## Problem statement
Extract every line of the material below and reproduce it faithfully.

## Records provided
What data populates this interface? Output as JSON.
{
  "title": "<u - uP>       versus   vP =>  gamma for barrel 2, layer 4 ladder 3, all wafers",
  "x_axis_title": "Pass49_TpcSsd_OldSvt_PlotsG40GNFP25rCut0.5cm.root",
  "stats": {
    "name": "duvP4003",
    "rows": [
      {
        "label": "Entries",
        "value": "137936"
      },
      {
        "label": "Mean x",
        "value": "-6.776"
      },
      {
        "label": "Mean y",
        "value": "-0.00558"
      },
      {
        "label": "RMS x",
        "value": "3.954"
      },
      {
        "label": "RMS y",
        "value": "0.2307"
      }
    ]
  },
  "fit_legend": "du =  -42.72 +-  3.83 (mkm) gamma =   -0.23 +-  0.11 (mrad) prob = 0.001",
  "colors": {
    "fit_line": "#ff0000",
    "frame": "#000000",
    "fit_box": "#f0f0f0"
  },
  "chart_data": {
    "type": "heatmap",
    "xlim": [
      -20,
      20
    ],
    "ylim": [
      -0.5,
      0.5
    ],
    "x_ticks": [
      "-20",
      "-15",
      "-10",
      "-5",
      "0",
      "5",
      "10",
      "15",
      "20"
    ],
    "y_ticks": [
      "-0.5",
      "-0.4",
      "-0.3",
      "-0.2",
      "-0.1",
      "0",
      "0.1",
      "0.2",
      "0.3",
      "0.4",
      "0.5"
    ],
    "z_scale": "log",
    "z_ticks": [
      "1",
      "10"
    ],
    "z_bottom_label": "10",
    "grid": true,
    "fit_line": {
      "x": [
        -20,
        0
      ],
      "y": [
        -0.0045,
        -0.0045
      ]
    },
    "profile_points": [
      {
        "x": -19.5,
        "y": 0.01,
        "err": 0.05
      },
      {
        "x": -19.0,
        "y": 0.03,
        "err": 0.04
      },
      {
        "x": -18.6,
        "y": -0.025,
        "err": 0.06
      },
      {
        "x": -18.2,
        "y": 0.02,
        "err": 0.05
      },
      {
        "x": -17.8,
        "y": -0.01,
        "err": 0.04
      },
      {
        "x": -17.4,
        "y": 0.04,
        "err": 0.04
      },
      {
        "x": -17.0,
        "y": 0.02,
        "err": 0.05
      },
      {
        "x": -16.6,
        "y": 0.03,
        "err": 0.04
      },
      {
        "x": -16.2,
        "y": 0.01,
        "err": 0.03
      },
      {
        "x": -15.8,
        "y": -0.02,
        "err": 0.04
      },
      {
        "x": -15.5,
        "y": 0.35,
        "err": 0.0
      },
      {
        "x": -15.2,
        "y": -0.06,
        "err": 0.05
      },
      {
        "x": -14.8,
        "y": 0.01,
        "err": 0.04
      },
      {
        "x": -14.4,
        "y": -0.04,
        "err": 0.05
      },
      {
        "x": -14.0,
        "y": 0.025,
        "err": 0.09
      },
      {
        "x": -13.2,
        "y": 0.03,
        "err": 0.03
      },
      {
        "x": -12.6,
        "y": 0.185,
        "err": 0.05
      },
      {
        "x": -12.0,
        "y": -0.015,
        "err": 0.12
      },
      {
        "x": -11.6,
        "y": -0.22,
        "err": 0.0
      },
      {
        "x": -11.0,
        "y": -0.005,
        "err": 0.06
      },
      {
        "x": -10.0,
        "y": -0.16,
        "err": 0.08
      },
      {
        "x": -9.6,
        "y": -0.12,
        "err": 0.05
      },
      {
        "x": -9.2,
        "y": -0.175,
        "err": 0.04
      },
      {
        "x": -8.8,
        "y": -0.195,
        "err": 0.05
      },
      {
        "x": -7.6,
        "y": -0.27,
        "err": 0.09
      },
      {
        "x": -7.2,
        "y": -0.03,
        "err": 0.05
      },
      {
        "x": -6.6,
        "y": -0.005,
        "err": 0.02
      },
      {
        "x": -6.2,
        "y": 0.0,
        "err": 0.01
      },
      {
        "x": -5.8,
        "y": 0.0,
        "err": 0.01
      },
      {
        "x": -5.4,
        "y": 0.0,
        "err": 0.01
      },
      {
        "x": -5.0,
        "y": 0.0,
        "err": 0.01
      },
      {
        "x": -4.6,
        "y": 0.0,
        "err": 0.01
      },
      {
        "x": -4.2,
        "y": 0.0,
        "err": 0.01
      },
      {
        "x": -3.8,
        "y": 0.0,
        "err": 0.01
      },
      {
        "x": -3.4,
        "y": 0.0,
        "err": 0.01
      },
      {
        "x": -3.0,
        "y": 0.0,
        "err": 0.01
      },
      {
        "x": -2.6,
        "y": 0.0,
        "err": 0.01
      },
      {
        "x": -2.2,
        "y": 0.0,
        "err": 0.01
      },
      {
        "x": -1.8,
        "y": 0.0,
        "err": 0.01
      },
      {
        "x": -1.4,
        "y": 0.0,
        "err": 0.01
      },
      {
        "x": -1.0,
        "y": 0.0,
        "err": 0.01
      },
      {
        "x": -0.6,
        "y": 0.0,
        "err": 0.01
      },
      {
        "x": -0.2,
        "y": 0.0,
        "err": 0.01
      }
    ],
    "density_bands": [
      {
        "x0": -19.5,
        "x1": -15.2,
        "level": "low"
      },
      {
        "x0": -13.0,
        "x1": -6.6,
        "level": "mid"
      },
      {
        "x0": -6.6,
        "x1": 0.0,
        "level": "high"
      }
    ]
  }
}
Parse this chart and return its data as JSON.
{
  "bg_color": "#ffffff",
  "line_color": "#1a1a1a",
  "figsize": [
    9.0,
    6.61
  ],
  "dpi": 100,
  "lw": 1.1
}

## Solved problem
What data populates this interface? Output as JSON.
{
  "title": "<u - uP>       versus   vP =>  gamma for barrel 2, layer 4 ladder 3, all wafers",
  "x_axis_title": "Pass49_TpcSsd_OldSvt_PlotsG40GNFP25rCut0.5cm.root",
  "stats": {
    "name": "duvP4003",
    "rows": [
      {
        "label": "Entries",
        "value": "137936"
      },
      {
        "label": "Mean x",
        "value": "-6.776"
      },
      {
        "label": "Mean y",
        "value": "-0.00558"
      },
      {
        "label": "RMS x",
        "value": "3.954"
      },
      {
        "label": "RMS y",
        "value": "0.2307"
      }
    ]
  },
  "fit_legend": "du =  -42.72 +-  3.83 (mkm) gamma =   -0.23 +-  0.11 (mrad) prob = 0.001",
  "colors": {
    "fit_line": "#ff0000",
    "frame": "#000000",
    "fit_box": "#f0f0f0"
  },
  "chart_data": {
    "type": "heatmap",
    "xlim": [
      -20,
      20
    ],
    "ylim": [
      -0.5,
      0.5
    ],
    "x_ticks": [
      "-20",
      "-15",
      "-10",
      "-5",
      "0",
      "5",
      "10",
      "15",
      "20"
    ],
    "y_ticks": [
      "-0.5",
      "-0.4",
      "-0.3",
      "-0.2",
      "-0.1",
      "0",
      "0.1",
      "0.2",
      "0.3",
      "0.4",
      "0.5"
    ],
    "z_scale": "log",
    "z_ticks": [
      "1",
      "10"
    ],
    "z_bottom_label": "10",
    "grid": true,
    "fit_line": {
      "x": [
        -20,
        0
      ],
      "y": [
        -0.0045,
        -0.0045
      ]
    },
    "profile_points": [
      {
        "x": -19.5,
        "y": 0.01,
        "err": 0.05
      },
      {
        "x": -19.0,
        "y": 0.03,
        "err": 0.04
      },
      {
        "x": -18.6,
        "y": -0.025,
        "err": 0.06
      },
      {
        "x": -18.2,
        "y": 0.02,
        "err": 0.05
      },
      {
        "x": -17.8,
        "y": -0.01,
        "err": 0.04
      },
      {
        "x": -17.4,
        "y": 0.04,
        "err": 0.04
      },
      {
        "x": -17.0,
        "y": 0.02,
        "err": 0.05
      },
      {
        "x": -16.6,
        "y": 0.03,
        "err": 0.04
      },
      {
        "x": -16.2,
        "y": 0.01,
        "err": 0.03
      },
      {
        "x": -15.8,
        "y": -0.02,
        "err": 0.04
      },
      {
        "x": -15.5,
        "y": 0.35,
        "err": 0.0
      },
      {
        "x": -15.2,
        "y": -0.06,
        "err": 0.05
      },
      {
        "x": -14.8,
        "y": 0.01,
        "err": 0.04
      },
      {
        "x": -14.4,
        "y": -0.04,
        "err": 0.05
      },
      {
        "x": -14.0,
        "y": 0.025,
        "err": 0.09
      },
      {
        "x": -13.2,
        "y": 0.03,
        "err": 0.03
      },
      {
        "x": -12.6,
        "y": 0.185,
        "err": 0.05
      },
      {
        "x": -12.0,
        "y": -0.015,
        "err": 0.12
      },
      {
        "x": -11.6,
        "y": -0.22,
        "err": 0.0
      },
      {
        "x": -11.0,
        "y": -0.005,
        "err": 0.06
      },
      {
        "x": -10.0,
        "y": -0.16,
        "err": 0.08
      },
      {
        "x": -9.6,
        "y": -0.12,
        "err": 0.05
      },
      {
        "x": -9.2,
        "y": -0.175,
        "err": 0.04
      },
      {
        "x": -8.8,
        "y": -0.195,
        "err": 0.05
      },
      {
        "x": -7.6,
        "y": -0.27,
        "err": 0.09
      },
      {
        "x": -7.2,
        "y": -0.03,
        "err": 0.05
      },
      {
        "x": -6.6,
        "y": -0.005,
        "err": 0.02
      },
      {
        "x": -6.2,
        "y": 0.0,
        "err": 0.01
      },
      {
        "x": -5.8,
        "y": 0.0,
        "err": 0.01
      },
      {
        "x": -5.4,
        "y": 0.0,
        "err": 0.01
      },
      {
        "x": -5.0,
        "y": 0.0,
        "err": 0.01
      },
      {
        "x": -4.6,
        "y": 0.0,
        "err": 0.01
      },
      {
        "x": -4.2,
        "y": 0.0,
        "err": 0.01
      },
      {
        "x": -3.8,
        "y": 0.0,
        "err": 0.01
      },
      {
        "x": -3.4,
        "y": 0.0,
        "err": 0.01
      },
      {
        "x": -3.0,
        "y": 0.0,
        "err": 0.01
      },
      {
        "x": -2.6,
        "y": 0.0,
        "err": 0.01
      },
      {
        "x": -2.2,
        "y": 0.0,
        "err": 0.01
      },
      {
        "x": -1.8,
        "y": 0.0,
        "err": 0.01
      },
      {
        "x": -1.4,
        "y": 0.0,
        "err": 0.01
      },
      {
        "x": -1.0,
        "y": 0.0,
        "err": 0.01
      },
      {
        "x": -0.6,
        "y": 0.0,
        "err": 0.01
      },
      {
        "x": -0.2,
        "y": 0.0,
        "err": 0.01
      }
    ],
    "density_bands": [
      {
        "x0": -19.5,
        "x1": -15.2,
        "level": "low"
      },
      {
        "x0": -13.0,
        "x1": -6.6,
        "level": "mid"
      },
      {
        "x0": -6.6,
        "x1": 0.0,
        "level": "high"
      }
    ]
  }
}
Parse this chart and return its data as JSON.
{
  "bg_color": "#ffffff",
  "line_color": "#1a1a1a",
  "figsize": [
    9.0,
    6.61
  ],
  "dpi": 100,
  "lw": 1.1
}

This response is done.